* _Task directions_: Across the entries, how many lines have the string "Enable" in them? Reply with only a number.

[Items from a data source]
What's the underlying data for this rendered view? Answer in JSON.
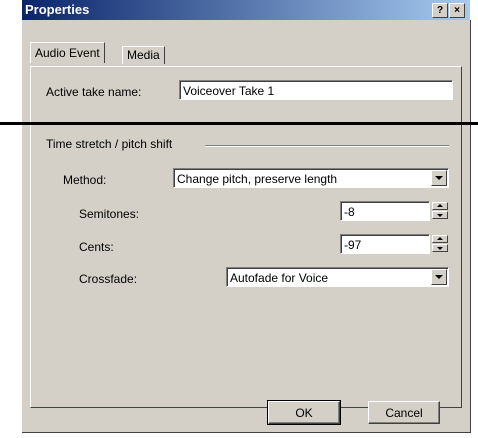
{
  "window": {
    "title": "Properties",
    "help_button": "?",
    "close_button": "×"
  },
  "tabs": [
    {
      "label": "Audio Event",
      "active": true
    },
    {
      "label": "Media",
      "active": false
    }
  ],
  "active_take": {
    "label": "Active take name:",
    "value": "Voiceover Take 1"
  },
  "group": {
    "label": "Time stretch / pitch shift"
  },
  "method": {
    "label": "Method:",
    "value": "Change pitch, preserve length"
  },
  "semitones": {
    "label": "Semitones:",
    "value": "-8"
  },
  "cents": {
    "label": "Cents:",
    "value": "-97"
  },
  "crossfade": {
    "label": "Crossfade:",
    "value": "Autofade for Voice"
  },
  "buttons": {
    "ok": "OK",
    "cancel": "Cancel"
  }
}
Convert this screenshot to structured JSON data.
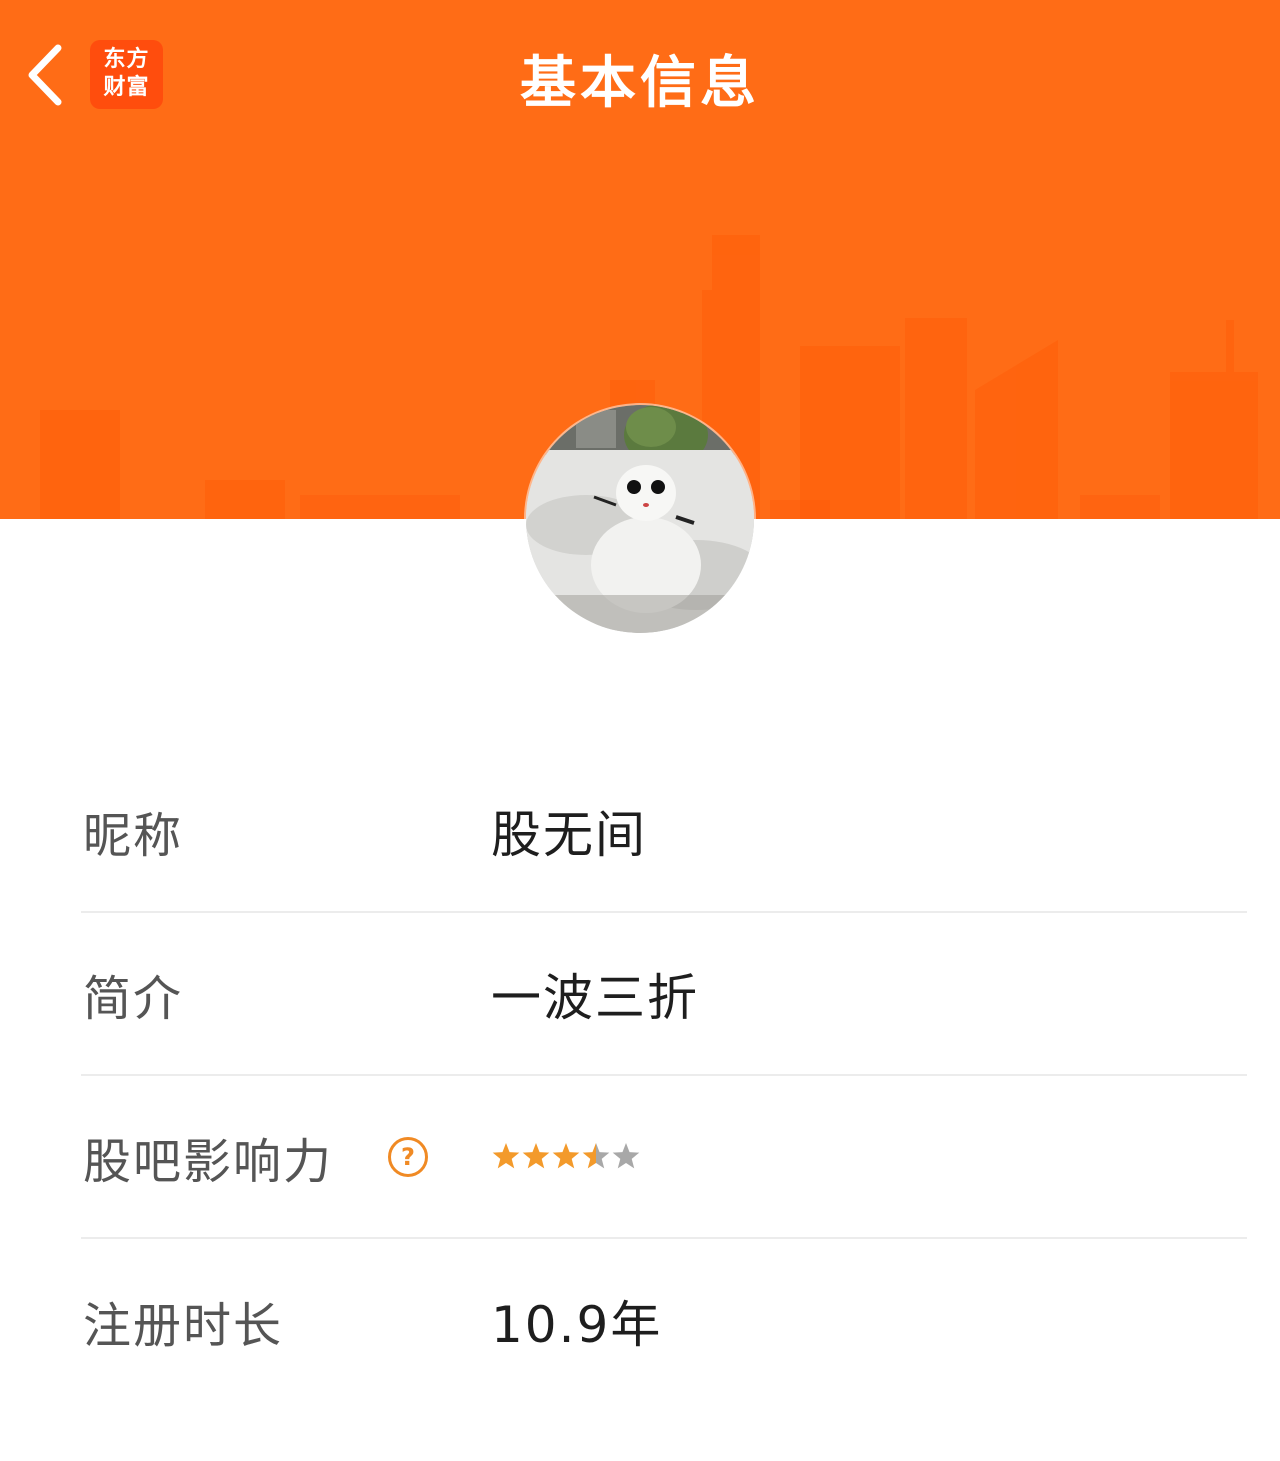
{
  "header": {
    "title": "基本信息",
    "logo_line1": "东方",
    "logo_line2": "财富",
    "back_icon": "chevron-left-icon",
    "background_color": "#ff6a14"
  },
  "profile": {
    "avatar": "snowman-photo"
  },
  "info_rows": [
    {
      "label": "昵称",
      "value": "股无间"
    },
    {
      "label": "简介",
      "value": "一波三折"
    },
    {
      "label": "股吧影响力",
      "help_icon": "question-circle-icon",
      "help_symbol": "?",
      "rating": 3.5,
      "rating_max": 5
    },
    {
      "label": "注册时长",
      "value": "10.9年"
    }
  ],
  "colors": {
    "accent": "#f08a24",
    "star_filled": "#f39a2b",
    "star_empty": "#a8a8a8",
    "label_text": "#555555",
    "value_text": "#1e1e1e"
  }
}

...

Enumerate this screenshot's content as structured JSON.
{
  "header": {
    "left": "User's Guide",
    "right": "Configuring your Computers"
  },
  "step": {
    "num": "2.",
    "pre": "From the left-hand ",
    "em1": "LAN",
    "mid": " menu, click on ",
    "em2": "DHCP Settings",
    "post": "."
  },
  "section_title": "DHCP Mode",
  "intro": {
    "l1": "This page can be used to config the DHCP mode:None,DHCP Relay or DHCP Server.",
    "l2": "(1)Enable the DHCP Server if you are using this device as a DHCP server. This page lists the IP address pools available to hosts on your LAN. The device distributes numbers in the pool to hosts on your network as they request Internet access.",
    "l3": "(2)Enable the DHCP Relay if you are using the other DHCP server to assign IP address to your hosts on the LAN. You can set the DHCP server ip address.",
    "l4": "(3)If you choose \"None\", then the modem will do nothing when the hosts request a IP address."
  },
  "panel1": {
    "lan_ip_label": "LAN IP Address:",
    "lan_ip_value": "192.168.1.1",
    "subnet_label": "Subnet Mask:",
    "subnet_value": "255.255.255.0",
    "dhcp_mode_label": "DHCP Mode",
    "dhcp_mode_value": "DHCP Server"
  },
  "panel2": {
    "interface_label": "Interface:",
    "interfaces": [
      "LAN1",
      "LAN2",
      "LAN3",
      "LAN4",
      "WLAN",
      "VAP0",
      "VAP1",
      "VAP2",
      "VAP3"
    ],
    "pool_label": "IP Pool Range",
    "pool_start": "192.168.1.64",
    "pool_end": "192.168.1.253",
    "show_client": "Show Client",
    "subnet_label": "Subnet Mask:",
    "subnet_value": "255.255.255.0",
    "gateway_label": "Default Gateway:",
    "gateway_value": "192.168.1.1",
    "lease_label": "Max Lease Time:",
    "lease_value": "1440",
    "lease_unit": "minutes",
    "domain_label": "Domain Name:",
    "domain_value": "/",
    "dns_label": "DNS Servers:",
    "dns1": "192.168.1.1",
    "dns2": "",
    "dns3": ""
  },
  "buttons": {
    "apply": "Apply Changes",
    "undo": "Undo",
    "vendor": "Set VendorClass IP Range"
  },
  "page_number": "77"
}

* _Written response_: 2